— Data provided —

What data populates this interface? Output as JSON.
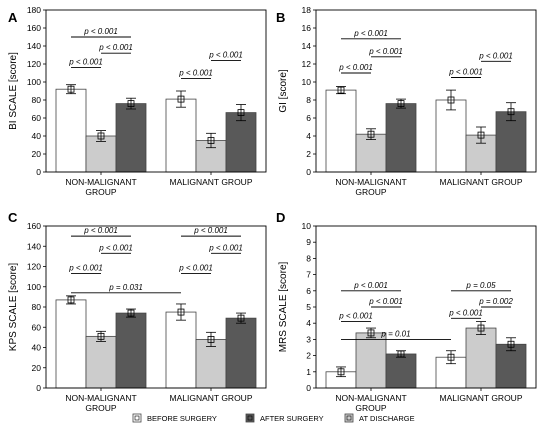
{
  "legend": [
    {
      "label": "BEFORE SURGERY",
      "color": "#ffffff"
    },
    {
      "label": "AFTER SURGERY",
      "color": "#595959"
    },
    {
      "label": "AT DISCHARGE",
      "color": "#cccccc"
    }
  ],
  "chart_data": [
    {
      "type": "bar",
      "panel": "A",
      "ylabel": "BI SCALE [score]",
      "ylim": [
        0,
        180
      ],
      "ystep": 20,
      "categories": [
        "NON-MALIGNANT|GROUP",
        "MALIGNANT GROUP"
      ],
      "series": [
        {
          "values": [
            92,
            81
          ],
          "err": [
            5,
            9
          ],
          "color": "#ffffff"
        },
        {
          "values": [
            40,
            35
          ],
          "err": [
            6,
            8
          ],
          "color": "#cccccc"
        },
        {
          "values": [
            76,
            66
          ],
          "err": [
            6,
            9
          ],
          "color": "#595959"
        }
      ],
      "annotations": [
        {
          "text": "p < 0.001",
          "cat": 0,
          "from": 0,
          "to": 1,
          "y": 116
        },
        {
          "text": "p < 0.001",
          "cat": 0,
          "from": 1,
          "to": 2,
          "y": 132
        },
        {
          "text": "p < 0.001",
          "cat": 0,
          "from": 0,
          "to": 2,
          "y": 150
        },
        {
          "text": "p < 0.001",
          "cat": 1,
          "from": 0,
          "to": 1,
          "y": 104
        },
        {
          "text": "p < 0.001",
          "cat": 1,
          "from": 1,
          "to": 2,
          "y": 124
        }
      ]
    },
    {
      "type": "bar",
      "panel": "B",
      "ylabel": "GI [score]",
      "ylim": [
        0,
        18
      ],
      "ystep": 2,
      "categories": [
        "NON-MALIGNANT|GROUP",
        "MALIGNANT GROUP"
      ],
      "series": [
        {
          "values": [
            9.1,
            8.0
          ],
          "err": [
            0.4,
            1.1
          ],
          "color": "#ffffff"
        },
        {
          "values": [
            4.2,
            4.1
          ],
          "err": [
            0.6,
            0.9
          ],
          "color": "#cccccc"
        },
        {
          "values": [
            7.6,
            6.7
          ],
          "err": [
            0.5,
            1.0
          ],
          "color": "#595959"
        }
      ],
      "annotations": [
        {
          "text": "p < 0.001",
          "cat": 0,
          "from": 0,
          "to": 1,
          "y": 11.0
        },
        {
          "text": "p < 0.001",
          "cat": 0,
          "from": 1,
          "to": 2,
          "y": 12.8
        },
        {
          "text": "p < 0.001",
          "cat": 0,
          "from": 0,
          "to": 2,
          "y": 14.8
        },
        {
          "text": "p < 0.001",
          "cat": 1,
          "from": 0,
          "to": 1,
          "y": 10.5
        },
        {
          "text": "p < 0.001",
          "cat": 1,
          "from": 1,
          "to": 2,
          "y": 12.3
        }
      ]
    },
    {
      "type": "bar",
      "panel": "C",
      "ylabel": "KPS SCALE [score]",
      "ylim": [
        0,
        160
      ],
      "ystep": 20,
      "categories": [
        "NON-MALIGNANT|GROUP",
        "MALIGNANT GROUP"
      ],
      "series": [
        {
          "values": [
            87,
            75
          ],
          "err": [
            4,
            8
          ],
          "color": "#ffffff"
        },
        {
          "values": [
            51,
            48
          ],
          "err": [
            5,
            7
          ],
          "color": "#cccccc"
        },
        {
          "values": [
            74,
            69
          ],
          "err": [
            4,
            5
          ],
          "color": "#595959"
        }
      ],
      "annotations": [
        {
          "text": "p < 0.001",
          "cat": 0,
          "from": 0,
          "to": 1,
          "y": 113
        },
        {
          "text": "p < 0.001",
          "cat": 0,
          "from": 1,
          "to": 2,
          "y": 133
        },
        {
          "text": "p < 0.001",
          "cat": 0,
          "from": 0,
          "to": 2,
          "y": 150
        },
        {
          "text": "p < 0.001",
          "cat": 1,
          "from": 0,
          "to": 1,
          "y": 113
        },
        {
          "text": "p < 0.001",
          "cat": 1,
          "from": 1,
          "to": 2,
          "y": 133
        },
        {
          "text": "p < 0.001",
          "cat": 1,
          "from": 0,
          "to": 2,
          "y": 150
        },
        {
          "text": "p = 0.031",
          "cat": "between",
          "fromCat": 0,
          "toCat": 1,
          "bar": 0,
          "y": 94
        }
      ]
    },
    {
      "type": "bar",
      "panel": "D",
      "ylabel": "MRS SCALE [score]",
      "ylim": [
        0,
        10
      ],
      "ystep": 1,
      "categories": [
        "NON-MALIGNANT|GROUP",
        "MALIGNANT GROUP"
      ],
      "series": [
        {
          "values": [
            1.0,
            1.9
          ],
          "err": [
            0.3,
            0.4
          ],
          "color": "#ffffff"
        },
        {
          "values": [
            3.4,
            3.7
          ],
          "err": [
            0.3,
            0.4
          ],
          "color": "#cccccc"
        },
        {
          "values": [
            2.1,
            2.7
          ],
          "err": [
            0.2,
            0.4
          ],
          "color": "#595959"
        }
      ],
      "annotations": [
        {
          "text": "p < 0.001",
          "cat": 0,
          "from": 0,
          "to": 1,
          "y": 4.1
        },
        {
          "text": "p < 0.001",
          "cat": 0,
          "from": 1,
          "to": 2,
          "y": 5.0
        },
        {
          "text": "p < 0.001",
          "cat": 0,
          "from": 0,
          "to": 2,
          "y": 6.0
        },
        {
          "text": "p < 0.001",
          "cat": 1,
          "from": 0,
          "to": 1,
          "y": 4.3
        },
        {
          "text": "p = 0.002",
          "cat": 1,
          "from": 1,
          "to": 2,
          "y": 5.0
        },
        {
          "text": "p = 0.05",
          "cat": 1,
          "from": 0,
          "to": 2,
          "y": 6.0
        },
        {
          "text": "p = 0.01",
          "cat": "between",
          "fromCat": 0,
          "toCat": 1,
          "bar": 0,
          "y": 3.0
        }
      ]
    }
  ]
}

— Task directions —
All records must be output exactly as they are, except for the pictures, which are left out.

— Written solution —
What data populates this interface? Output as JSON.
{
  "legend": [
    {
      "label": "BEFORE SURGERY",
      "color": "#ffffff"
    },
    {
      "label": "AFTER SURGERY",
      "color": "#595959"
    },
    {
      "label": "AT DISCHARGE",
      "color": "#cccccc"
    }
  ],
  "chart_data": [
    {
      "type": "bar",
      "panel": "A",
      "ylabel": "BI SCALE [score]",
      "ylim": [
        0,
        180
      ],
      "ystep": 20,
      "categories": [
        "NON-MALIGNANT|GROUP",
        "MALIGNANT GROUP"
      ],
      "series": [
        {
          "values": [
            92,
            81
          ],
          "err": [
            5,
            9
          ],
          "color": "#ffffff"
        },
        {
          "values": [
            40,
            35
          ],
          "err": [
            6,
            8
          ],
          "color": "#cccccc"
        },
        {
          "values": [
            76,
            66
          ],
          "err": [
            6,
            9
          ],
          "color": "#595959"
        }
      ],
      "annotations": [
        {
          "text": "p < 0.001",
          "cat": 0,
          "from": 0,
          "to": 1,
          "y": 116
        },
        {
          "text": "p < 0.001",
          "cat": 0,
          "from": 1,
          "to": 2,
          "y": 132
        },
        {
          "text": "p < 0.001",
          "cat": 0,
          "from": 0,
          "to": 2,
          "y": 150
        },
        {
          "text": "p < 0.001",
          "cat": 1,
          "from": 0,
          "to": 1,
          "y": 104
        },
        {
          "text": "p < 0.001",
          "cat": 1,
          "from": 1,
          "to": 2,
          "y": 124
        }
      ]
    },
    {
      "type": "bar",
      "panel": "B",
      "ylabel": "GI [score]",
      "ylim": [
        0,
        18
      ],
      "ystep": 2,
      "categories": [
        "NON-MALIGNANT|GROUP",
        "MALIGNANT GROUP"
      ],
      "series": [
        {
          "values": [
            9.1,
            8.0
          ],
          "err": [
            0.4,
            1.1
          ],
          "color": "#ffffff"
        },
        {
          "values": [
            4.2,
            4.1
          ],
          "err": [
            0.6,
            0.9
          ],
          "color": "#cccccc"
        },
        {
          "values": [
            7.6,
            6.7
          ],
          "err": [
            0.5,
            1.0
          ],
          "color": "#595959"
        }
      ],
      "annotations": [
        {
          "text": "p < 0.001",
          "cat": 0,
          "from": 0,
          "to": 1,
          "y": 11.0
        },
        {
          "text": "p < 0.001",
          "cat": 0,
          "from": 1,
          "to": 2,
          "y": 12.8
        },
        {
          "text": "p < 0.001",
          "cat": 0,
          "from": 0,
          "to": 2,
          "y": 14.8
        },
        {
          "text": "p < 0.001",
          "cat": 1,
          "from": 0,
          "to": 1,
          "y": 10.5
        },
        {
          "text": "p < 0.001",
          "cat": 1,
          "from": 1,
          "to": 2,
          "y": 12.3
        }
      ]
    },
    {
      "type": "bar",
      "panel": "C",
      "ylabel": "KPS SCALE [score]",
      "ylim": [
        0,
        160
      ],
      "ystep": 20,
      "categories": [
        "NON-MALIGNANT|GROUP",
        "MALIGNANT GROUP"
      ],
      "series": [
        {
          "values": [
            87,
            75
          ],
          "err": [
            4,
            8
          ],
          "color": "#ffffff"
        },
        {
          "values": [
            51,
            48
          ],
          "err": [
            5,
            7
          ],
          "color": "#cccccc"
        },
        {
          "values": [
            74,
            69
          ],
          "err": [
            4,
            5
          ],
          "color": "#595959"
        }
      ],
      "annotations": [
        {
          "text": "p < 0.001",
          "cat": 0,
          "from": 0,
          "to": 1,
          "y": 113
        },
        {
          "text": "p < 0.001",
          "cat": 0,
          "from": 1,
          "to": 2,
          "y": 133
        },
        {
          "text": "p < 0.001",
          "cat": 0,
          "from": 0,
          "to": 2,
          "y": 150
        },
        {
          "text": "p < 0.001",
          "cat": 1,
          "from": 0,
          "to": 1,
          "y": 113
        },
        {
          "text": "p < 0.001",
          "cat": 1,
          "from": 1,
          "to": 2,
          "y": 133
        },
        {
          "text": "p < 0.001",
          "cat": 1,
          "from": 0,
          "to": 2,
          "y": 150
        },
        {
          "text": "p = 0.031",
          "cat": "between",
          "fromCat": 0,
          "toCat": 1,
          "bar": 0,
          "y": 94
        }
      ]
    },
    {
      "type": "bar",
      "panel": "D",
      "ylabel": "MRS SCALE [score]",
      "ylim": [
        0,
        10
      ],
      "ystep": 1,
      "categories": [
        "NON-MALIGNANT|GROUP",
        "MALIGNANT GROUP"
      ],
      "series": [
        {
          "values": [
            1.0,
            1.9
          ],
          "err": [
            0.3,
            0.4
          ],
          "color": "#ffffff"
        },
        {
          "values": [
            3.4,
            3.7
          ],
          "err": [
            0.3,
            0.4
          ],
          "color": "#cccccc"
        },
        {
          "values": [
            2.1,
            2.7
          ],
          "err": [
            0.2,
            0.4
          ],
          "color": "#595959"
        }
      ],
      "annotations": [
        {
          "text": "p < 0.001",
          "cat": 0,
          "from": 0,
          "to": 1,
          "y": 4.1
        },
        {
          "text": "p < 0.001",
          "cat": 0,
          "from": 1,
          "to": 2,
          "y": 5.0
        },
        {
          "text": "p < 0.001",
          "cat": 0,
          "from": 0,
          "to": 2,
          "y": 6.0
        },
        {
          "text": "p < 0.001",
          "cat": 1,
          "from": 0,
          "to": 1,
          "y": 4.3
        },
        {
          "text": "p = 0.002",
          "cat": 1,
          "from": 1,
          "to": 2,
          "y": 5.0
        },
        {
          "text": "p = 0.05",
          "cat": 1,
          "from": 0,
          "to": 2,
          "y": 6.0
        },
        {
          "text": "p = 0.01",
          "cat": "between",
          "fromCat": 0,
          "toCat": 1,
          "bar": 0,
          "y": 3.0
        }
      ]
    }
  ]
}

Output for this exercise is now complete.